What this task involves :: Your task is to quote the material that follows, in full and exactly.

-------- Data to use

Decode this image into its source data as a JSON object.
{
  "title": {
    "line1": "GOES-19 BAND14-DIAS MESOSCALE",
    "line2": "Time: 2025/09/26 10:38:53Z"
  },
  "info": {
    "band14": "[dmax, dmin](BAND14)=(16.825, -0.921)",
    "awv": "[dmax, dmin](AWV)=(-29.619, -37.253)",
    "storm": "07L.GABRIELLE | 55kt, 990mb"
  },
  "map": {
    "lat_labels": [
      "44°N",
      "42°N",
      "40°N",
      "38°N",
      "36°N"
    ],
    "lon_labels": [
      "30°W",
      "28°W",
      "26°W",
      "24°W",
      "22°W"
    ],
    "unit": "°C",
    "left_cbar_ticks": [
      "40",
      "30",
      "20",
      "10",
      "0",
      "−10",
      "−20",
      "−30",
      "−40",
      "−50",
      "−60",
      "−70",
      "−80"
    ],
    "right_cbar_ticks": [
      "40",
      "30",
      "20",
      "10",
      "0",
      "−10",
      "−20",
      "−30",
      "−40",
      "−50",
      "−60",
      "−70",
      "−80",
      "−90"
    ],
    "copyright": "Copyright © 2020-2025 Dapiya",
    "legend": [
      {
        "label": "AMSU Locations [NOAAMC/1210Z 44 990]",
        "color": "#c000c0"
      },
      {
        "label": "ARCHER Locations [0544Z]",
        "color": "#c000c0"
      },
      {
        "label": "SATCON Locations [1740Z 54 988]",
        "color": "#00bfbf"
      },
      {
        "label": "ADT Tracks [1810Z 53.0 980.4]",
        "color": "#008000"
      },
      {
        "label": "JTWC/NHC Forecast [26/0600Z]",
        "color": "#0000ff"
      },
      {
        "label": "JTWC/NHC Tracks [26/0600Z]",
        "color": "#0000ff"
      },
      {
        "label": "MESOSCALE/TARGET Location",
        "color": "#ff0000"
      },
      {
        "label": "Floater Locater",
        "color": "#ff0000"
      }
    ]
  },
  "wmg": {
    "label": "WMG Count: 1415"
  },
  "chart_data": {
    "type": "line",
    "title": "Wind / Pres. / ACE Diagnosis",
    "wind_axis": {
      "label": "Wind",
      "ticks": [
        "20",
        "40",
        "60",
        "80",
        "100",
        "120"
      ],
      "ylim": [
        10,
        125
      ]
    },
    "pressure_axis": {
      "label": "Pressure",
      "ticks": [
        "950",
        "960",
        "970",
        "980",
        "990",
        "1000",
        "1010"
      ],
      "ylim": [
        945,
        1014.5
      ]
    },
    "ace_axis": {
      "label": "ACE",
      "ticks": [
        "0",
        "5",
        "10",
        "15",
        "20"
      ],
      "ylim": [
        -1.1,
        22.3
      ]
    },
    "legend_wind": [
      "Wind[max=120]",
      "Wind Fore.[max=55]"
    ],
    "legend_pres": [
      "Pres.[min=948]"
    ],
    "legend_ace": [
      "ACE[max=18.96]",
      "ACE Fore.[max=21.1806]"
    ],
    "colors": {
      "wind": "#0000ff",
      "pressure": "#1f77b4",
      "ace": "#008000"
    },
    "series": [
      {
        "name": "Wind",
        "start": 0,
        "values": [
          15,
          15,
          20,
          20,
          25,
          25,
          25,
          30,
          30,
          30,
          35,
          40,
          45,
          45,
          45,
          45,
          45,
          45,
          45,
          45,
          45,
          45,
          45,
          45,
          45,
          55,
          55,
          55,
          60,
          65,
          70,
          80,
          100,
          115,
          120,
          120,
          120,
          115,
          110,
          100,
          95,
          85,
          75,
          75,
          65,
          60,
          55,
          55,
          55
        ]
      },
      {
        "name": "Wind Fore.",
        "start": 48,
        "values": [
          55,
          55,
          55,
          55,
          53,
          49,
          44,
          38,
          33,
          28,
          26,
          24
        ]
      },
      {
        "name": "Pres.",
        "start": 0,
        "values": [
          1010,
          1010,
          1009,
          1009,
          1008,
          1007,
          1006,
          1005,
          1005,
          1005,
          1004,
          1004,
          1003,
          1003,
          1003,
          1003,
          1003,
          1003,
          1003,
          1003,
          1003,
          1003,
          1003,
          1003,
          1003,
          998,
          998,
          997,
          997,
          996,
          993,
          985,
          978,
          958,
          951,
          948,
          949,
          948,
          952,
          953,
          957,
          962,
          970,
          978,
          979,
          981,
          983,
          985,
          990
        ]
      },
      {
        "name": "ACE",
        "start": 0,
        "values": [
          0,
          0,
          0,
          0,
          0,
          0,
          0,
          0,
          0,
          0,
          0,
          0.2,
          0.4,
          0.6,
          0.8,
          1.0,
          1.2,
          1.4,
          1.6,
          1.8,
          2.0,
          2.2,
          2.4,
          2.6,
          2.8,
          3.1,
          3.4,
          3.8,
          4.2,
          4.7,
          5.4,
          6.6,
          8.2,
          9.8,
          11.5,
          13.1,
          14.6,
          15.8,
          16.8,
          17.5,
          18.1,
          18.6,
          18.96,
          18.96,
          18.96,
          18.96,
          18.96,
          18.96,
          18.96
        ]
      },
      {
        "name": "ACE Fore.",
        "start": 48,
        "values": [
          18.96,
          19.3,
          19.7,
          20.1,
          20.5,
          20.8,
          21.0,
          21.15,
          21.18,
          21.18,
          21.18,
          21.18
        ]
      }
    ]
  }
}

----------------

Problem solution ::
Decode this image into its source data as a JSON object.
{
  "title": {
    "line1": "GOES-19 BAND14-DIAS MESOSCALE",
    "line2": "Time: 2025/09/26 10:38:53Z"
  },
  "info": {
    "band14": "[dmax, dmin](BAND14)=(16.825, -0.921)",
    "awv": "[dmax, dmin](AWV)=(-29.619, -37.253)",
    "storm": "07L.GABRIELLE | 55kt, 990mb"
  },
  "map": {
    "lat_labels": [
      "44°N",
      "42°N",
      "40°N",
      "38°N",
      "36°N"
    ],
    "lon_labels": [
      "30°W",
      "28°W",
      "26°W",
      "24°W",
      "22°W"
    ],
    "unit": "°C",
    "left_cbar_ticks": [
      "40",
      "30",
      "20",
      "10",
      "0",
      "−10",
      "−20",
      "−30",
      "−40",
      "−50",
      "−60",
      "−70",
      "−80"
    ],
    "right_cbar_ticks": [
      "40",
      "30",
      "20",
      "10",
      "0",
      "−10",
      "−20",
      "−30",
      "−40",
      "−50",
      "−60",
      "−70",
      "−80",
      "−90"
    ],
    "copyright": "Copyright © 2020-2025 Dapiya",
    "legend": [
      {
        "label": "AMSU Locations [NOAAMC/1210Z 44 990]",
        "color": "#c000c0"
      },
      {
        "label": "ARCHER Locations [0544Z]",
        "color": "#c000c0"
      },
      {
        "label": "SATCON Locations [1740Z 54 988]",
        "color": "#00bfbf"
      },
      {
        "label": "ADT Tracks [1810Z 53.0 980.4]",
        "color": "#008000"
      },
      {
        "label": "JTWC/NHC Forecast [26/0600Z]",
        "color": "#0000ff"
      },
      {
        "label": "JTWC/NHC Tracks [26/0600Z]",
        "color": "#0000ff"
      },
      {
        "label": "MESOSCALE/TARGET Location",
        "color": "#ff0000"
      },
      {
        "label": "Floater Locater",
        "color": "#ff0000"
      }
    ]
  },
  "wmg": {
    "label": "WMG Count: 1415"
  },
  "chart_data": {
    "type": "line",
    "title": "Wind / Pres. / ACE Diagnosis",
    "wind_axis": {
      "label": "Wind",
      "ticks": [
        "20",
        "40",
        "60",
        "80",
        "100",
        "120"
      ],
      "ylim": [
        10,
        125
      ]
    },
    "pressure_axis": {
      "label": "Pressure",
      "ticks": [
        "950",
        "960",
        "970",
        "980",
        "990",
        "1000",
        "1010"
      ],
      "ylim": [
        945,
        1014.5
      ]
    },
    "ace_axis": {
      "label": "ACE",
      "ticks": [
        "0",
        "5",
        "10",
        "15",
        "20"
      ],
      "ylim": [
        -1.1,
        22.3
      ]
    },
    "legend_wind": [
      "Wind[max=120]",
      "Wind Fore.[max=55]"
    ],
    "legend_pres": [
      "Pres.[min=948]"
    ],
    "legend_ace": [
      "ACE[max=18.96]",
      "ACE Fore.[max=21.1806]"
    ],
    "colors": {
      "wind": "#0000ff",
      "pressure": "#1f77b4",
      "ace": "#008000"
    },
    "series": [
      {
        "name": "Wind",
        "start": 0,
        "values": [
          15,
          15,
          20,
          20,
          25,
          25,
          25,
          30,
          30,
          30,
          35,
          40,
          45,
          45,
          45,
          45,
          45,
          45,
          45,
          45,
          45,
          45,
          45,
          45,
          45,
          55,
          55,
          55,
          60,
          65,
          70,
          80,
          100,
          115,
          120,
          120,
          120,
          115,
          110,
          100,
          95,
          85,
          75,
          75,
          65,
          60,
          55,
          55,
          55
        ]
      },
      {
        "name": "Wind Fore.",
        "start": 48,
        "values": [
          55,
          55,
          55,
          55,
          53,
          49,
          44,
          38,
          33,
          28,
          26,
          24
        ]
      },
      {
        "name": "Pres.",
        "start": 0,
        "values": [
          1010,
          1010,
          1009,
          1009,
          1008,
          1007,
          1006,
          1005,
          1005,
          1005,
          1004,
          1004,
          1003,
          1003,
          1003,
          1003,
          1003,
          1003,
          1003,
          1003,
          1003,
          1003,
          1003,
          1003,
          1003,
          998,
          998,
          997,
          997,
          996,
          993,
          985,
          978,
          958,
          951,
          948,
          949,
          948,
          952,
          953,
          957,
          962,
          970,
          978,
          979,
          981,
          983,
          985,
          990
        ]
      },
      {
        "name": "ACE",
        "start": 0,
        "values": [
          0,
          0,
          0,
          0,
          0,
          0,
          0,
          0,
          0,
          0,
          0,
          0.2,
          0.4,
          0.6,
          0.8,
          1.0,
          1.2,
          1.4,
          1.6,
          1.8,
          2.0,
          2.2,
          2.4,
          2.6,
          2.8,
          3.1,
          3.4,
          3.8,
          4.2,
          4.7,
          5.4,
          6.6,
          8.2,
          9.8,
          11.5,
          13.1,
          14.6,
          15.8,
          16.8,
          17.5,
          18.1,
          18.6,
          18.96,
          18.96,
          18.96,
          18.96,
          18.96,
          18.96,
          18.96
        ]
      },
      {
        "name": "ACE Fore.",
        "start": 48,
        "values": [
          18.96,
          19.3,
          19.7,
          20.1,
          20.5,
          20.8,
          21.0,
          21.15,
          21.18,
          21.18,
          21.18,
          21.18
        ]
      }
    ]
  }
}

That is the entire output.